━━━ Recorded data
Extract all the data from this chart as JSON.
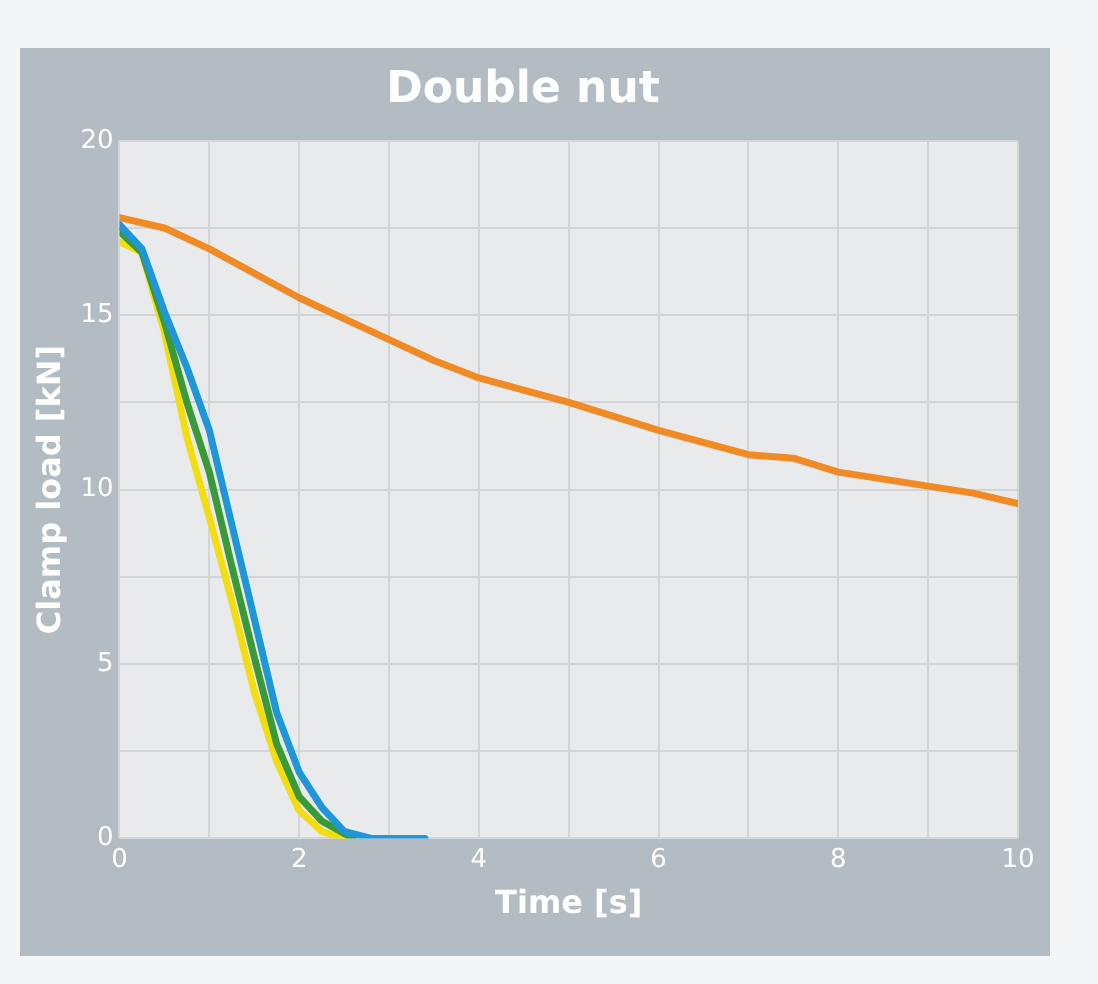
{
  "chart_data": {
    "type": "line",
    "title": "Double nut",
    "xlabel": "Time [s]",
    "ylabel": "Clamp load [kN]",
    "xlim": [
      0,
      10
    ],
    "ylim": [
      0,
      20
    ],
    "xticks": [
      0,
      {
        "value": 1,
        "label": null
      },
      2,
      {
        "value": 3,
        "label": null
      },
      4,
      {
        "value": 5,
        "label": null
      },
      6,
      {
        "value": 7,
        "label": null
      },
      8,
      {
        "value": 9,
        "label": null
      },
      10
    ],
    "yticks": [
      0,
      {
        "value": 2.5,
        "label": null
      },
      5,
      {
        "value": 7.5,
        "label": null
      },
      10,
      {
        "value": 12.5,
        "label": null
      },
      15,
      {
        "value": 17.5,
        "label": null
      },
      20
    ],
    "grid": true,
    "legend": false,
    "marker": "none",
    "line_style": "solid",
    "series": [
      {
        "color": "#f08a24",
        "x": [
          0,
          0.5,
          1,
          2,
          3,
          3.5,
          4,
          5,
          6,
          7,
          7.5,
          8,
          9,
          9.5,
          10
        ],
        "values": [
          17.8,
          17.5,
          16.9,
          15.5,
          14.3,
          13.7,
          13.2,
          12.5,
          11.7,
          11.0,
          10.9,
          10.5,
          10.1,
          9.9,
          9.6
        ]
      },
      {
        "color": "#1e96d8",
        "x": [
          0,
          0.25,
          0.5,
          0.75,
          1,
          1.25,
          1.5,
          1.75,
          2,
          2.25,
          2.5,
          2.8,
          3.4
        ],
        "values": [
          17.6,
          16.9,
          15.1,
          13.5,
          11.7,
          9.0,
          6.3,
          3.6,
          1.9,
          0.9,
          0.2,
          0,
          0
        ]
      },
      {
        "color": "#3a9a3a",
        "x": [
          0,
          0.25,
          0.5,
          0.75,
          1,
          1.25,
          1.5,
          1.75,
          2,
          2.25,
          2.6
        ],
        "values": [
          17.4,
          16.8,
          14.8,
          12.5,
          10.5,
          7.8,
          5.2,
          2.7,
          1.2,
          0.5,
          0
        ]
      },
      {
        "color": "#f2de10",
        "x": [
          0,
          0.25,
          0.5,
          0.75,
          1,
          1.25,
          1.5,
          1.75,
          2,
          2.25,
          2.5
        ],
        "values": [
          17.1,
          16.8,
          14.5,
          11.5,
          9.2,
          6.8,
          4.2,
          2.2,
          0.8,
          0.2,
          0
        ]
      }
    ]
  }
}
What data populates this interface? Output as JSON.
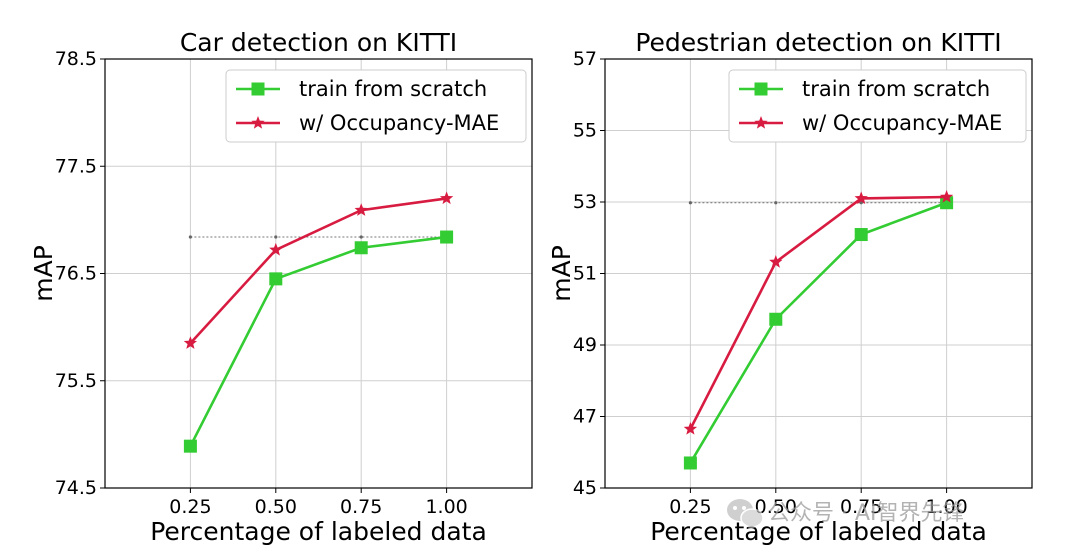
{
  "chart_data": [
    {
      "type": "line",
      "title": "Car detection on KITTI",
      "xlabel": "Percentage of labeled data",
      "ylabel": "mAP",
      "x": [
        0.25,
        0.5,
        0.75,
        1.0
      ],
      "x_ticks": [
        "0.25",
        "0.50",
        "0.75",
        "1.00"
      ],
      "xlim": [
        0.0,
        1.25
      ],
      "ylim": [
        74.5,
        78.5
      ],
      "y_ticks": [
        "74.5",
        "75.5",
        "76.5",
        "77.5",
        "78.5"
      ],
      "grid": true,
      "legend_position": "top-right",
      "reference_line": 76.84,
      "series": [
        {
          "name": "train from scratch",
          "values": [
            74.89,
            76.45,
            76.74,
            76.84
          ],
          "color": "#33cc33",
          "marker": "square"
        },
        {
          "name": "w/ Occupancy-MAE",
          "values": [
            75.85,
            76.72,
            77.09,
            77.2
          ],
          "color": "#d81b40",
          "marker": "star"
        }
      ]
    },
    {
      "type": "line",
      "title": "Pedestrian detection on KITTI",
      "xlabel": "Percentage of labeled data",
      "ylabel": "mAP",
      "x": [
        0.25,
        0.5,
        0.75,
        1.0
      ],
      "x_ticks": [
        "0.25",
        "0.50",
        "0.75",
        "1.00"
      ],
      "xlim": [
        0.0,
        1.25
      ],
      "ylim": [
        45,
        57
      ],
      "y_ticks": [
        "45",
        "47",
        "49",
        "51",
        "53",
        "55",
        "57"
      ],
      "grid": true,
      "legend_position": "top-right",
      "reference_line": 52.98,
      "series": [
        {
          "name": "train from scratch",
          "values": [
            45.7,
            49.72,
            52.09,
            52.98
          ],
          "color": "#33cc33",
          "marker": "square"
        },
        {
          "name": "w/ Occupancy-MAE",
          "values": [
            46.65,
            51.32,
            53.1,
            53.14
          ],
          "color": "#d81b40",
          "marker": "star"
        }
      ]
    }
  ],
  "watermark": "公众号 · AI智界先锋"
}
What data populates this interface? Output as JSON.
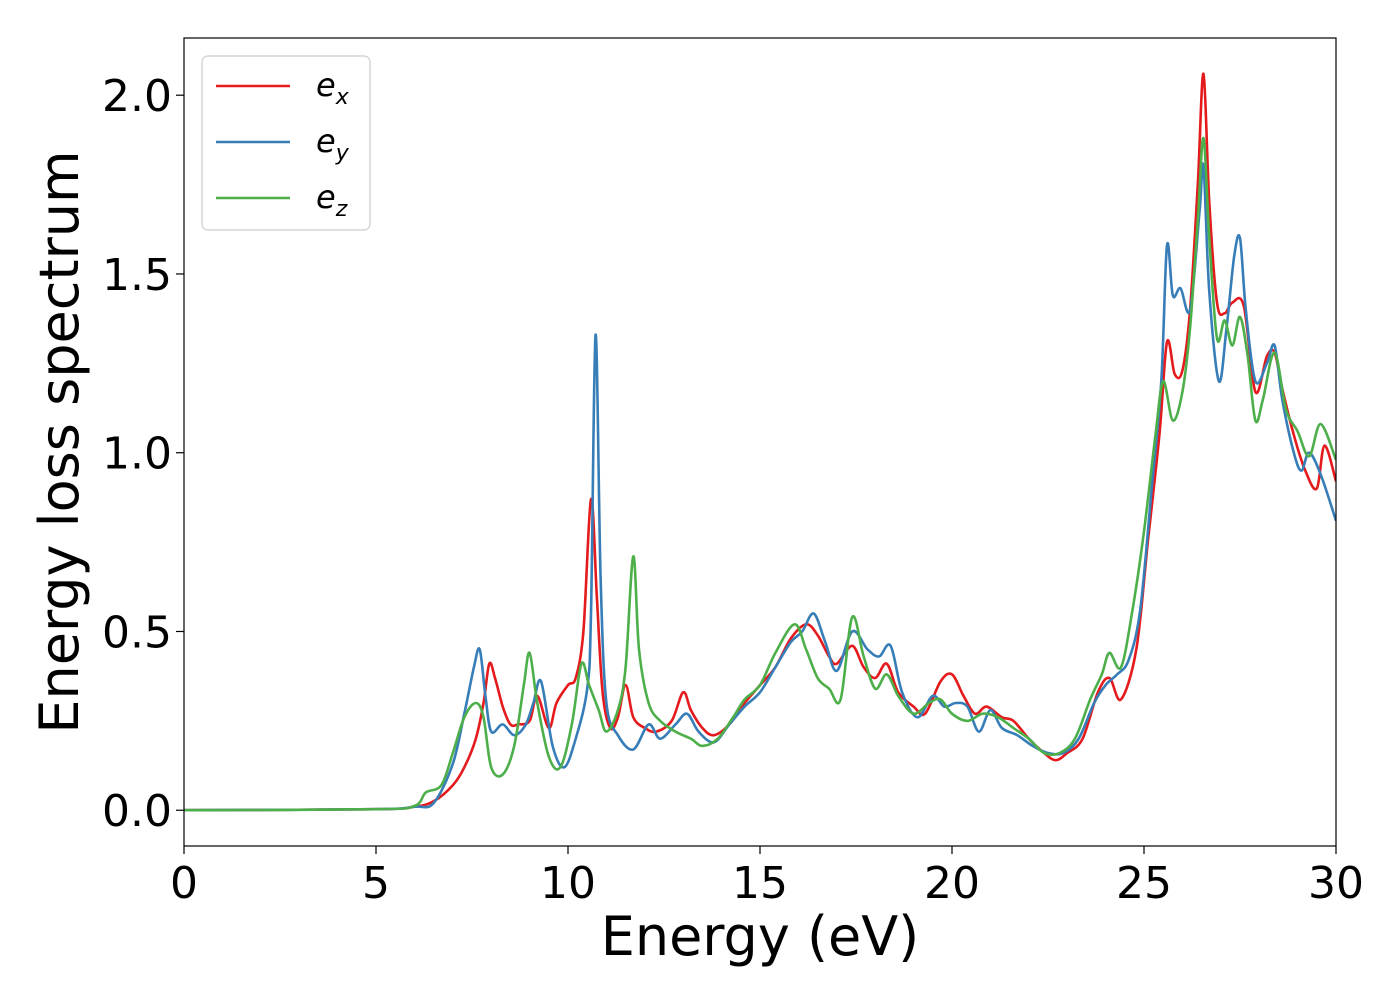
{
  "chart_data": {
    "type": "line",
    "title": "",
    "xlabel": "Energy (eV)",
    "ylabel": "Energy loss spectrum",
    "xlim": [
      0,
      30
    ],
    "ylim": [
      -0.1,
      2.16
    ],
    "xticks": [
      0,
      5,
      10,
      15,
      20,
      25,
      30
    ],
    "xtick_labels": [
      "0",
      "5",
      "10",
      "15",
      "20",
      "25",
      "30"
    ],
    "yticks": [
      0.0,
      0.5,
      1.0,
      1.5,
      2.0
    ],
    "ytick_labels": [
      "0.0",
      "0.5",
      "1.0",
      "1.5",
      "2.0"
    ],
    "grid": false,
    "legend_position": "top-left",
    "series": [
      {
        "name": "e_x",
        "legend_main": "e",
        "legend_sub": "x",
        "color": "#e41a1c",
        "points": [
          [
            0,
            0
          ],
          [
            5,
            0.003
          ],
          [
            6,
            0.01
          ],
          [
            6.5,
            0.025
          ],
          [
            7,
            0.07
          ],
          [
            7.3,
            0.12
          ],
          [
            7.6,
            0.2
          ],
          [
            7.8,
            0.3
          ],
          [
            7.95,
            0.41
          ],
          [
            8.1,
            0.37
          ],
          [
            8.3,
            0.29
          ],
          [
            8.5,
            0.24
          ],
          [
            8.7,
            0.24
          ],
          [
            9.0,
            0.25
          ],
          [
            9.2,
            0.32
          ],
          [
            9.5,
            0.23
          ],
          [
            9.7,
            0.3
          ],
          [
            10.0,
            0.35
          ],
          [
            10.2,
            0.37
          ],
          [
            10.4,
            0.5
          ],
          [
            10.6,
            0.87
          ],
          [
            10.75,
            0.6
          ],
          [
            10.9,
            0.33
          ],
          [
            11.1,
            0.23
          ],
          [
            11.3,
            0.26
          ],
          [
            11.5,
            0.35
          ],
          [
            11.7,
            0.26
          ],
          [
            12.0,
            0.23
          ],
          [
            12.3,
            0.22
          ],
          [
            12.7,
            0.25
          ],
          [
            13.0,
            0.33
          ],
          [
            13.2,
            0.28
          ],
          [
            13.5,
            0.23
          ],
          [
            13.8,
            0.21
          ],
          [
            14.2,
            0.24
          ],
          [
            14.6,
            0.3
          ],
          [
            15.0,
            0.35
          ],
          [
            15.4,
            0.4
          ],
          [
            15.8,
            0.48
          ],
          [
            16.2,
            0.52
          ],
          [
            16.5,
            0.49
          ],
          [
            16.8,
            0.43
          ],
          [
            17.0,
            0.41
          ],
          [
            17.4,
            0.46
          ],
          [
            17.7,
            0.4
          ],
          [
            18.0,
            0.37
          ],
          [
            18.3,
            0.41
          ],
          [
            18.6,
            0.33
          ],
          [
            19.0,
            0.29
          ],
          [
            19.3,
            0.27
          ],
          [
            19.7,
            0.36
          ],
          [
            20.0,
            0.38
          ],
          [
            20.3,
            0.32
          ],
          [
            20.6,
            0.27
          ],
          [
            20.9,
            0.29
          ],
          [
            21.3,
            0.26
          ],
          [
            21.6,
            0.25
          ],
          [
            22.0,
            0.2
          ],
          [
            22.4,
            0.16
          ],
          [
            22.7,
            0.14
          ],
          [
            23.0,
            0.16
          ],
          [
            23.4,
            0.2
          ],
          [
            23.8,
            0.33
          ],
          [
            24.1,
            0.37
          ],
          [
            24.4,
            0.31
          ],
          [
            24.8,
            0.45
          ],
          [
            25.1,
            0.75
          ],
          [
            25.4,
            1.05
          ],
          [
            25.6,
            1.31
          ],
          [
            25.8,
            1.22
          ],
          [
            26.0,
            1.23
          ],
          [
            26.2,
            1.4
          ],
          [
            26.4,
            1.75
          ],
          [
            26.55,
            2.06
          ],
          [
            26.7,
            1.7
          ],
          [
            26.9,
            1.42
          ],
          [
            27.1,
            1.39
          ],
          [
            27.3,
            1.42
          ],
          [
            27.6,
            1.41
          ],
          [
            27.9,
            1.17
          ],
          [
            28.2,
            1.27
          ],
          [
            28.4,
            1.28
          ],
          [
            28.6,
            1.18
          ],
          [
            28.9,
            1.05
          ],
          [
            29.2,
            0.95
          ],
          [
            29.5,
            0.9
          ],
          [
            29.7,
            1.02
          ],
          [
            30.0,
            0.92
          ]
        ]
      },
      {
        "name": "e_y",
        "legend_main": "e",
        "legend_sub": "y",
        "color": "#377eb8",
        "points": [
          [
            0,
            0
          ],
          [
            5,
            0.003
          ],
          [
            6,
            0.01
          ],
          [
            6.5,
            0.02
          ],
          [
            7,
            0.13
          ],
          [
            7.3,
            0.27
          ],
          [
            7.55,
            0.4
          ],
          [
            7.7,
            0.45
          ],
          [
            7.85,
            0.32
          ],
          [
            8.0,
            0.22
          ],
          [
            8.3,
            0.24
          ],
          [
            8.6,
            0.21
          ],
          [
            8.9,
            0.24
          ],
          [
            9.1,
            0.3
          ],
          [
            9.3,
            0.36
          ],
          [
            9.6,
            0.18
          ],
          [
            9.9,
            0.12
          ],
          [
            10.2,
            0.2
          ],
          [
            10.5,
            0.34
          ],
          [
            10.6,
            0.55
          ],
          [
            10.72,
            1.33
          ],
          [
            10.85,
            0.65
          ],
          [
            11.0,
            0.3
          ],
          [
            11.3,
            0.21
          ],
          [
            11.7,
            0.17
          ],
          [
            12.1,
            0.24
          ],
          [
            12.4,
            0.2
          ],
          [
            12.8,
            0.24
          ],
          [
            13.1,
            0.27
          ],
          [
            13.4,
            0.22
          ],
          [
            13.8,
            0.19
          ],
          [
            14.2,
            0.24
          ],
          [
            14.6,
            0.29
          ],
          [
            15.0,
            0.33
          ],
          [
            15.4,
            0.4
          ],
          [
            15.8,
            0.47
          ],
          [
            16.1,
            0.5
          ],
          [
            16.4,
            0.55
          ],
          [
            16.7,
            0.47
          ],
          [
            17.0,
            0.39
          ],
          [
            17.4,
            0.5
          ],
          [
            17.8,
            0.45
          ],
          [
            18.1,
            0.43
          ],
          [
            18.4,
            0.46
          ],
          [
            18.7,
            0.33
          ],
          [
            19.1,
            0.26
          ],
          [
            19.5,
            0.32
          ],
          [
            19.8,
            0.29
          ],
          [
            20.1,
            0.3
          ],
          [
            20.4,
            0.29
          ],
          [
            20.7,
            0.22
          ],
          [
            21.0,
            0.28
          ],
          [
            21.3,
            0.23
          ],
          [
            21.7,
            0.21
          ],
          [
            22.1,
            0.18
          ],
          [
            22.5,
            0.16
          ],
          [
            22.9,
            0.16
          ],
          [
            23.3,
            0.2
          ],
          [
            23.7,
            0.3
          ],
          [
            24.0,
            0.35
          ],
          [
            24.3,
            0.38
          ],
          [
            24.6,
            0.42
          ],
          [
            24.9,
            0.56
          ],
          [
            25.2,
            0.9
          ],
          [
            25.45,
            1.2
          ],
          [
            25.6,
            1.58
          ],
          [
            25.75,
            1.44
          ],
          [
            25.95,
            1.46
          ],
          [
            26.2,
            1.4
          ],
          [
            26.45,
            1.68
          ],
          [
            26.55,
            1.8
          ],
          [
            26.7,
            1.45
          ],
          [
            26.95,
            1.2
          ],
          [
            27.15,
            1.35
          ],
          [
            27.35,
            1.55
          ],
          [
            27.5,
            1.6
          ],
          [
            27.65,
            1.4
          ],
          [
            27.9,
            1.2
          ],
          [
            28.2,
            1.25
          ],
          [
            28.4,
            1.3
          ],
          [
            28.6,
            1.15
          ],
          [
            28.9,
            1.0
          ],
          [
            29.1,
            0.95
          ],
          [
            29.3,
            1.0
          ],
          [
            29.6,
            0.94
          ],
          [
            30.0,
            0.81
          ]
        ]
      },
      {
        "name": "e_z",
        "legend_main": "e",
        "legend_sub": "z",
        "color": "#4daf4a",
        "points": [
          [
            0,
            0
          ],
          [
            5,
            0.003
          ],
          [
            6,
            0.012
          ],
          [
            6.3,
            0.05
          ],
          [
            6.7,
            0.07
          ],
          [
            7.0,
            0.16
          ],
          [
            7.3,
            0.26
          ],
          [
            7.6,
            0.3
          ],
          [
            7.8,
            0.26
          ],
          [
            8.0,
            0.12
          ],
          [
            8.3,
            0.1
          ],
          [
            8.6,
            0.18
          ],
          [
            8.85,
            0.35
          ],
          [
            9.0,
            0.44
          ],
          [
            9.2,
            0.3
          ],
          [
            9.5,
            0.15
          ],
          [
            9.8,
            0.12
          ],
          [
            10.1,
            0.24
          ],
          [
            10.35,
            0.41
          ],
          [
            10.55,
            0.35
          ],
          [
            10.8,
            0.28
          ],
          [
            11.0,
            0.22
          ],
          [
            11.3,
            0.28
          ],
          [
            11.5,
            0.4
          ],
          [
            11.7,
            0.71
          ],
          [
            11.85,
            0.45
          ],
          [
            12.1,
            0.3
          ],
          [
            12.4,
            0.25
          ],
          [
            12.8,
            0.22
          ],
          [
            13.2,
            0.2
          ],
          [
            13.5,
            0.18
          ],
          [
            13.9,
            0.2
          ],
          [
            14.3,
            0.26
          ],
          [
            14.6,
            0.31
          ],
          [
            15.0,
            0.35
          ],
          [
            15.4,
            0.44
          ],
          [
            15.9,
            0.52
          ],
          [
            16.2,
            0.45
          ],
          [
            16.5,
            0.37
          ],
          [
            16.8,
            0.34
          ],
          [
            17.1,
            0.31
          ],
          [
            17.4,
            0.54
          ],
          [
            17.7,
            0.43
          ],
          [
            18.0,
            0.34
          ],
          [
            18.3,
            0.38
          ],
          [
            18.6,
            0.32
          ],
          [
            19.0,
            0.27
          ],
          [
            19.4,
            0.3
          ],
          [
            19.7,
            0.31
          ],
          [
            20.0,
            0.27
          ],
          [
            20.4,
            0.25
          ],
          [
            20.8,
            0.27
          ],
          [
            21.2,
            0.26
          ],
          [
            21.6,
            0.23
          ],
          [
            22.0,
            0.2
          ],
          [
            22.4,
            0.16
          ],
          [
            22.8,
            0.16
          ],
          [
            23.2,
            0.2
          ],
          [
            23.6,
            0.31
          ],
          [
            23.9,
            0.38
          ],
          [
            24.1,
            0.44
          ],
          [
            24.4,
            0.4
          ],
          [
            24.7,
            0.56
          ],
          [
            25.0,
            0.78
          ],
          [
            25.3,
            1.05
          ],
          [
            25.5,
            1.2
          ],
          [
            25.75,
            1.09
          ],
          [
            26.0,
            1.17
          ],
          [
            26.2,
            1.35
          ],
          [
            26.4,
            1.65
          ],
          [
            26.55,
            1.88
          ],
          [
            26.7,
            1.6
          ],
          [
            26.9,
            1.32
          ],
          [
            27.1,
            1.37
          ],
          [
            27.3,
            1.3
          ],
          [
            27.5,
            1.38
          ],
          [
            27.7,
            1.27
          ],
          [
            27.9,
            1.09
          ],
          [
            28.1,
            1.15
          ],
          [
            28.4,
            1.28
          ],
          [
            28.7,
            1.12
          ],
          [
            29.0,
            1.06
          ],
          [
            29.3,
            0.99
          ],
          [
            29.6,
            1.08
          ],
          [
            30.0,
            0.98
          ]
        ]
      }
    ]
  }
}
━━━━━━
Report the number of lines above that contain the word "xlabel", and only that number.

4